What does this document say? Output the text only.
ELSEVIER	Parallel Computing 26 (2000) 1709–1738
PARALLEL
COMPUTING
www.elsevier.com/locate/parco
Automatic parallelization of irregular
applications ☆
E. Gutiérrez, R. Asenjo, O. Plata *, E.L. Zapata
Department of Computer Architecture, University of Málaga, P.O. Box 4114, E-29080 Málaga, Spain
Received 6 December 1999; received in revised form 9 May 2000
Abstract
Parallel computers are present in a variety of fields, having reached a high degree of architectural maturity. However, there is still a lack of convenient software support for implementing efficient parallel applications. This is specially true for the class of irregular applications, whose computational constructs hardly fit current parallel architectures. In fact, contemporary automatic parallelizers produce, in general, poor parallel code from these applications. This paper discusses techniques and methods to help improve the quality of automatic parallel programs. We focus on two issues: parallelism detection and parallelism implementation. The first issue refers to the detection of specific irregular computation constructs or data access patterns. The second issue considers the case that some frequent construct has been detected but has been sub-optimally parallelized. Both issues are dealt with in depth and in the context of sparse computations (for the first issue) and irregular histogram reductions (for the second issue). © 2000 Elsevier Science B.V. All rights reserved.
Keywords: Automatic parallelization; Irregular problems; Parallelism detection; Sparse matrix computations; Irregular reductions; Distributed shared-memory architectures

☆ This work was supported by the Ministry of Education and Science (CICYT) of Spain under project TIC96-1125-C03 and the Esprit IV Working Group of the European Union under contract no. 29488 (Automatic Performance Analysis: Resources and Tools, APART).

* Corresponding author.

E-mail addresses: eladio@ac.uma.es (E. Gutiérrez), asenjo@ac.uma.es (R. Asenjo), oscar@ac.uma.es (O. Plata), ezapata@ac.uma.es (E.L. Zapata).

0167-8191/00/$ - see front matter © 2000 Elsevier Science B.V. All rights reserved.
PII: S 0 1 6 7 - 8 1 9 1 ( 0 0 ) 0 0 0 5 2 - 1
------
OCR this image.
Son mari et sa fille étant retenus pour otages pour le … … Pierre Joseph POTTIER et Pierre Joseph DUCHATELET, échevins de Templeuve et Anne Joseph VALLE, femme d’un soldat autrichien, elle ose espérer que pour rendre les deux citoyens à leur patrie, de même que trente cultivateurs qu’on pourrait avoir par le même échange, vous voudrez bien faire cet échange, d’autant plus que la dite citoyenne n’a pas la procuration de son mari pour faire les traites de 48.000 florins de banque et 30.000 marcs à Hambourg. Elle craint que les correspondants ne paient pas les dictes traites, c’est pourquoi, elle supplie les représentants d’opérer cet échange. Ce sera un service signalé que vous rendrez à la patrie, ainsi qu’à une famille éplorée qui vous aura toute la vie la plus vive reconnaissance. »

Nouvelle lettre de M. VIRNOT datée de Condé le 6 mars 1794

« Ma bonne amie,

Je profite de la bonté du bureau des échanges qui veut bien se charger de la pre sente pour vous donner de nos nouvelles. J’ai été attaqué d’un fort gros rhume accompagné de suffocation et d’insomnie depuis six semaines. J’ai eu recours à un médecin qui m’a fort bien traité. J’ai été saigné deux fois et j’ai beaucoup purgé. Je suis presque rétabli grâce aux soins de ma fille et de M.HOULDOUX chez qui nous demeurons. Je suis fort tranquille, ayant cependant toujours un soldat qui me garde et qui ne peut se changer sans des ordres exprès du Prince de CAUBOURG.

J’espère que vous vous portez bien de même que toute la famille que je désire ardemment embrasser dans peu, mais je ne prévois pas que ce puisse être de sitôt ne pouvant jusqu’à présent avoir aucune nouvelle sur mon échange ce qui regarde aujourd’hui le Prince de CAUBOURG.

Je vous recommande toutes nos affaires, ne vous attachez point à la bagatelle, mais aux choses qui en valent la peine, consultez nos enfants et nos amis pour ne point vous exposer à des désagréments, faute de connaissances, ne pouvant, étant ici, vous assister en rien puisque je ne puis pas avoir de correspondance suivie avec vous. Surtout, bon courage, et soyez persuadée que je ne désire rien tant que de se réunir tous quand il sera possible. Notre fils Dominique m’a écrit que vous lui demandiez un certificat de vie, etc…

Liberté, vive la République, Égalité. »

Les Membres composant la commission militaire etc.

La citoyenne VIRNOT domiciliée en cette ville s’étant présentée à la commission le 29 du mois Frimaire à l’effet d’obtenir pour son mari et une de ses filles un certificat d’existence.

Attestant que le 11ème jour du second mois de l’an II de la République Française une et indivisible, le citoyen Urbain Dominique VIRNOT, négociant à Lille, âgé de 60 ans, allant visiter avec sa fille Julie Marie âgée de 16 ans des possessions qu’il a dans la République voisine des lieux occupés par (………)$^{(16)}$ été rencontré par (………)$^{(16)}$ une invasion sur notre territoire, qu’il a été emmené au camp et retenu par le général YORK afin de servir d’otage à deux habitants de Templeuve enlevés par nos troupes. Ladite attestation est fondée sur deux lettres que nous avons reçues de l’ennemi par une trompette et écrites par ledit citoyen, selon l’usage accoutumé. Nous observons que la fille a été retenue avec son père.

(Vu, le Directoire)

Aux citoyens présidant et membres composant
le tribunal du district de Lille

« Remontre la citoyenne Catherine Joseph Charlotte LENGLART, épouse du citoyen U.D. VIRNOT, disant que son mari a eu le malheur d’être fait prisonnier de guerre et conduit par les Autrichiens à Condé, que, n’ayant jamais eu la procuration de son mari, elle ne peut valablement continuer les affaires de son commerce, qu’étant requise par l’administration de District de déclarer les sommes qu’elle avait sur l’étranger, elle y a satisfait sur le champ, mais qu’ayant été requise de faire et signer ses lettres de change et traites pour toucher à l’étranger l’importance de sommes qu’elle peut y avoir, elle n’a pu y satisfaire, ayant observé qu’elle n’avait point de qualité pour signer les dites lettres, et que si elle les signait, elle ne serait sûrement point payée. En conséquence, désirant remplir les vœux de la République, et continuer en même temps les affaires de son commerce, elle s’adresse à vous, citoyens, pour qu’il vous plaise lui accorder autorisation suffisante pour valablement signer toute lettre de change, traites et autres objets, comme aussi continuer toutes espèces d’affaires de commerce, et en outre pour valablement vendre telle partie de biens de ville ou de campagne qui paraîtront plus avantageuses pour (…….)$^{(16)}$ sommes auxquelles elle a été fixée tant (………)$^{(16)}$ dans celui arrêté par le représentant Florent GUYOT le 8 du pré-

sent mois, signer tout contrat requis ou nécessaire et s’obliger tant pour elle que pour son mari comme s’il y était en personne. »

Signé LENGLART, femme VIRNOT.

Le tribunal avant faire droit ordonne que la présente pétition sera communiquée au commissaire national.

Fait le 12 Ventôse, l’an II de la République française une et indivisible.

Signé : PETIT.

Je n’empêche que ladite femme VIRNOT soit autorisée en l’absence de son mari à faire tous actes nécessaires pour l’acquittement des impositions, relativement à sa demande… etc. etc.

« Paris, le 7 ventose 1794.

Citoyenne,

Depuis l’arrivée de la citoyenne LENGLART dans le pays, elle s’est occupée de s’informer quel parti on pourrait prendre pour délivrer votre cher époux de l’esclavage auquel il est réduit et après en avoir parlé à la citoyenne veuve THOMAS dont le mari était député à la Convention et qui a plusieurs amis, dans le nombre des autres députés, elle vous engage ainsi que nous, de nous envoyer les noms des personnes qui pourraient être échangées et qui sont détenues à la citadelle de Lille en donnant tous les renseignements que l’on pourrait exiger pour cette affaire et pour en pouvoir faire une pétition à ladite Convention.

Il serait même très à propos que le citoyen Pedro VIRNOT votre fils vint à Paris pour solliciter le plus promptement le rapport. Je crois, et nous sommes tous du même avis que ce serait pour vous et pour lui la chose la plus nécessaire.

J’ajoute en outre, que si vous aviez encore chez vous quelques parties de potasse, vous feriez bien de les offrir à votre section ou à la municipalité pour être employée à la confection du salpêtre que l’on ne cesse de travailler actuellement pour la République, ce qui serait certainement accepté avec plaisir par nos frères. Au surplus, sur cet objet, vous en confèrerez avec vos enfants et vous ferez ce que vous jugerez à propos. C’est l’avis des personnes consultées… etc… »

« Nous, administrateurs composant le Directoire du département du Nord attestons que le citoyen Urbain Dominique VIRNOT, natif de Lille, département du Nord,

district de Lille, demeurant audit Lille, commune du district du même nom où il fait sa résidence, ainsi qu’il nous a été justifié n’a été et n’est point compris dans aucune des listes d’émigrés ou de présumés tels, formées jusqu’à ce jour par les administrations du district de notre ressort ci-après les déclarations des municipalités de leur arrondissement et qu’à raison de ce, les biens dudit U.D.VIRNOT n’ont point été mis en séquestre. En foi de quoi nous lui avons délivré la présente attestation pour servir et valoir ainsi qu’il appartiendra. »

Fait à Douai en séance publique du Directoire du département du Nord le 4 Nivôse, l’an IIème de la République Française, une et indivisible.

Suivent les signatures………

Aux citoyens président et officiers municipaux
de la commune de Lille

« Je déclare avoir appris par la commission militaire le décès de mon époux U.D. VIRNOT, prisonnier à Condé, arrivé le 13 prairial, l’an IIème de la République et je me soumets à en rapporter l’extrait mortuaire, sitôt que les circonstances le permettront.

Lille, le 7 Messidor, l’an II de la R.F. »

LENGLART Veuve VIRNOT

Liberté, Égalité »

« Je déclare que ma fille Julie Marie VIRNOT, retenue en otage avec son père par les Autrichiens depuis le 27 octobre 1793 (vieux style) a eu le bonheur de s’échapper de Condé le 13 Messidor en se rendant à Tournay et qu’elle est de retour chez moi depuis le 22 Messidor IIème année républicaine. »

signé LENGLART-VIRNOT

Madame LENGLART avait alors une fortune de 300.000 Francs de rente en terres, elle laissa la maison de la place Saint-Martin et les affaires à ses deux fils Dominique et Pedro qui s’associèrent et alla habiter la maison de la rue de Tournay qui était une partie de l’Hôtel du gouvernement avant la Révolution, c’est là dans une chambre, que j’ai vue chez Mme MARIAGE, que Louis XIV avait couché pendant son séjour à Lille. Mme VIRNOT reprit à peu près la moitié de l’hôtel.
------
- _Problem_
Identify lines with the string "Nord". Copy each one.

- _Exercise result_
« Nous, administrateurs composant le Directoire du département du Nord attestons que le citoyen Urbain Dominique VIRNOT, natif de Lille, département du Nord,
Fait à Douai en séance publique du Directoire du département du Nord le 4 Nivôse, l’an IIème de la République Française, une et indivisible.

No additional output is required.